Find every line containing the word "text" in the records below; report only how many there are.

* _Excerpted records_
▶

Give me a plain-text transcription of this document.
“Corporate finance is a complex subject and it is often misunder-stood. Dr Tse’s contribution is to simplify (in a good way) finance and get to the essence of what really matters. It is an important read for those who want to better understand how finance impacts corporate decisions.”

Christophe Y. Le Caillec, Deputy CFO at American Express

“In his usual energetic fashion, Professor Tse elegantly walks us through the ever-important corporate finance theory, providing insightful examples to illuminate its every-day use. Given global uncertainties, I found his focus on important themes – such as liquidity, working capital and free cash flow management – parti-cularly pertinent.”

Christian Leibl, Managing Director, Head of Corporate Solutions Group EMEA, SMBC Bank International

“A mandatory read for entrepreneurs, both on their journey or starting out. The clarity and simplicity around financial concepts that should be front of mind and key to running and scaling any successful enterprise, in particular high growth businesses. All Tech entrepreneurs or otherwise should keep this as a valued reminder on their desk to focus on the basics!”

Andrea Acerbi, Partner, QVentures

◀
▶

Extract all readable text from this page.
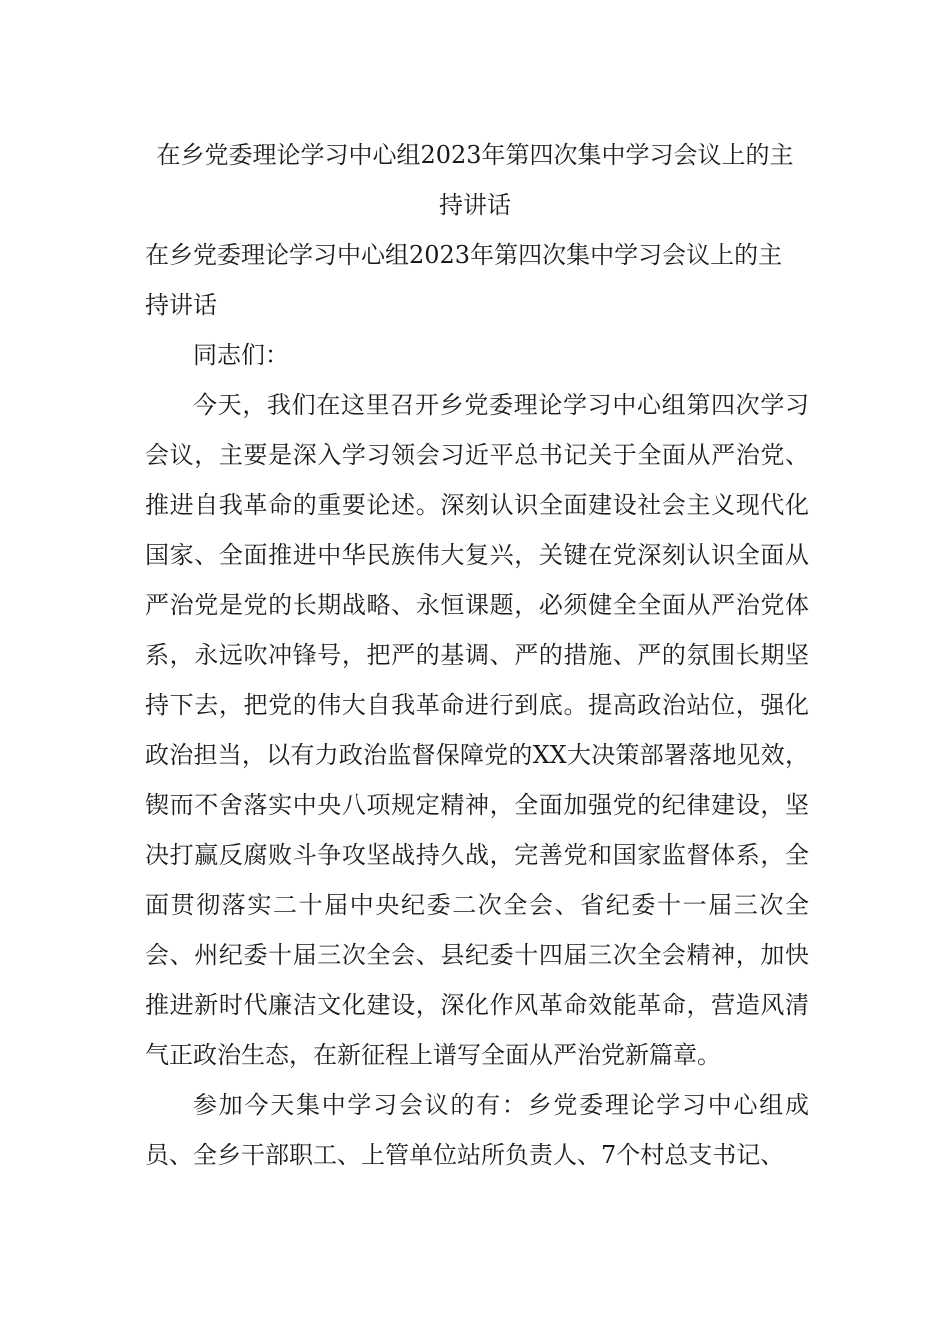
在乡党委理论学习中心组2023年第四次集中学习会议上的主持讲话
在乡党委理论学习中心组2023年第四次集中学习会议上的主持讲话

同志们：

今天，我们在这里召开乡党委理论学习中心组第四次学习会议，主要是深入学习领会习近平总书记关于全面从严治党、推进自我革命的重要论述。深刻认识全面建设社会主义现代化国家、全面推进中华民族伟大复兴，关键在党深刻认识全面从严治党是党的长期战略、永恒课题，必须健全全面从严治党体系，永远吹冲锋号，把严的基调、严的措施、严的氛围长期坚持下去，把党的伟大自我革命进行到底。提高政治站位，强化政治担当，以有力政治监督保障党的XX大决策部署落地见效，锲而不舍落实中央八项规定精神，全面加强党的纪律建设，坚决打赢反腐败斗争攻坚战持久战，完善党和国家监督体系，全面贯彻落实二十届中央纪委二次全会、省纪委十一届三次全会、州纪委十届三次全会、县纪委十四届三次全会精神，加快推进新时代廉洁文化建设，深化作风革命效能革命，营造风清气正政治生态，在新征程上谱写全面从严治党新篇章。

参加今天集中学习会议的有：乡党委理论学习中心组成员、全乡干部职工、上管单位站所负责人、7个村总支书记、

◀

* _Output for this exercise_
2